DATA SUPPLIED

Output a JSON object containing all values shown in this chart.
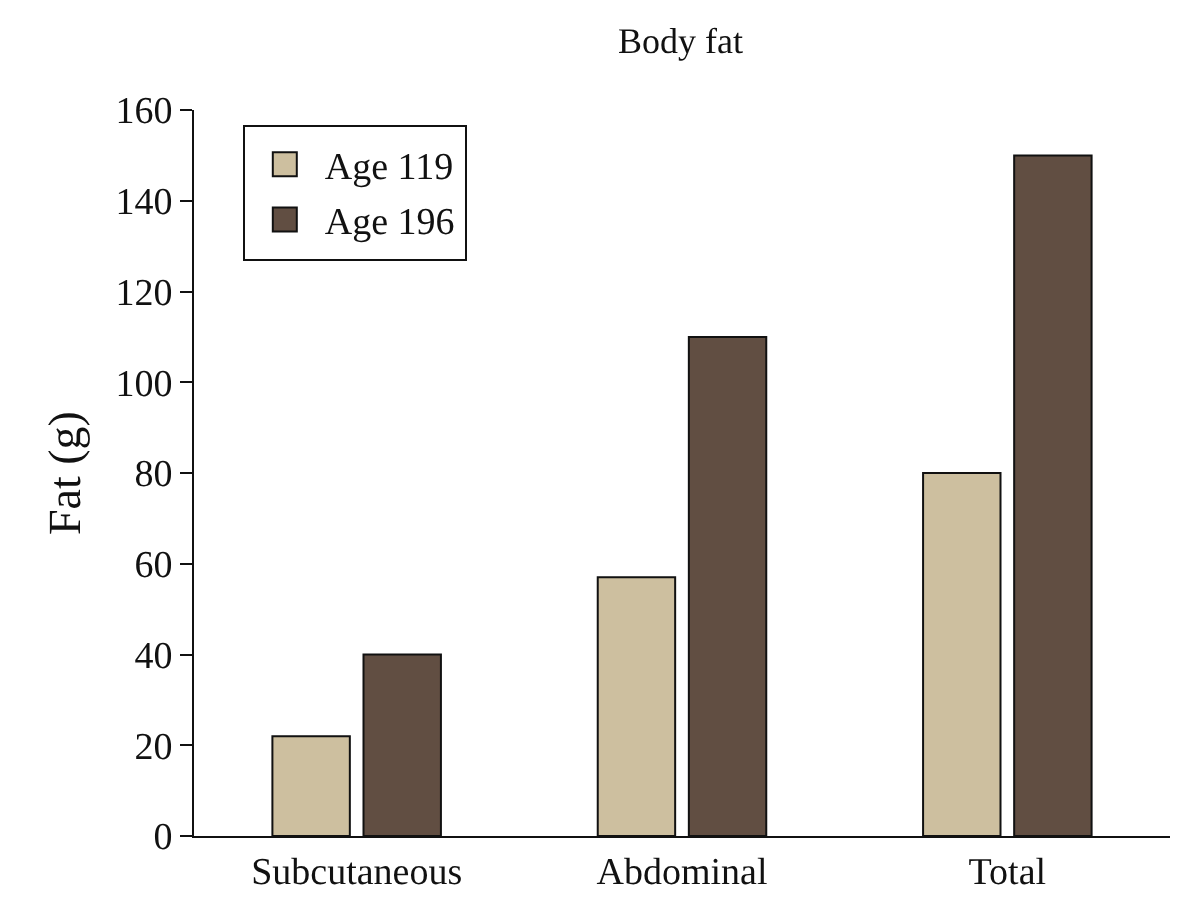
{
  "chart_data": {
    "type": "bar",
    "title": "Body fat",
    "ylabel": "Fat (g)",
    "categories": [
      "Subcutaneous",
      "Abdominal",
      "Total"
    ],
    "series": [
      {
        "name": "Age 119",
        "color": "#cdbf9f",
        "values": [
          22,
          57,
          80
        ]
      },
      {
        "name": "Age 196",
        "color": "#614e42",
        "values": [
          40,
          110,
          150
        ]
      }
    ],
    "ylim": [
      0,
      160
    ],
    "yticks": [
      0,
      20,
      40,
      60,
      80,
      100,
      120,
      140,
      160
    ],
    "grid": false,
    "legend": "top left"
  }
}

DO THIS
Reproduce the whole listing above word for word, but not its pictures.

THE ANSWER
Output a JSON object containing all values shown in this chart.
{
  "chart_data": {
    "type": "bar",
    "title": "Body fat",
    "ylabel": "Fat (g)",
    "categories": [
      "Subcutaneous",
      "Abdominal",
      "Total"
    ],
    "series": [
      {
        "name": "Age 119",
        "color": "#cdbf9f",
        "values": [
          22,
          57,
          80
        ]
      },
      {
        "name": "Age 196",
        "color": "#614e42",
        "values": [
          40,
          110,
          150
        ]
      }
    ],
    "ylim": [
      0,
      160
    ],
    "yticks": [
      0,
      20,
      40,
      60,
      80,
      100,
      120,
      140,
      160
    ],
    "grid": false,
    "legend": "top left"
  }
}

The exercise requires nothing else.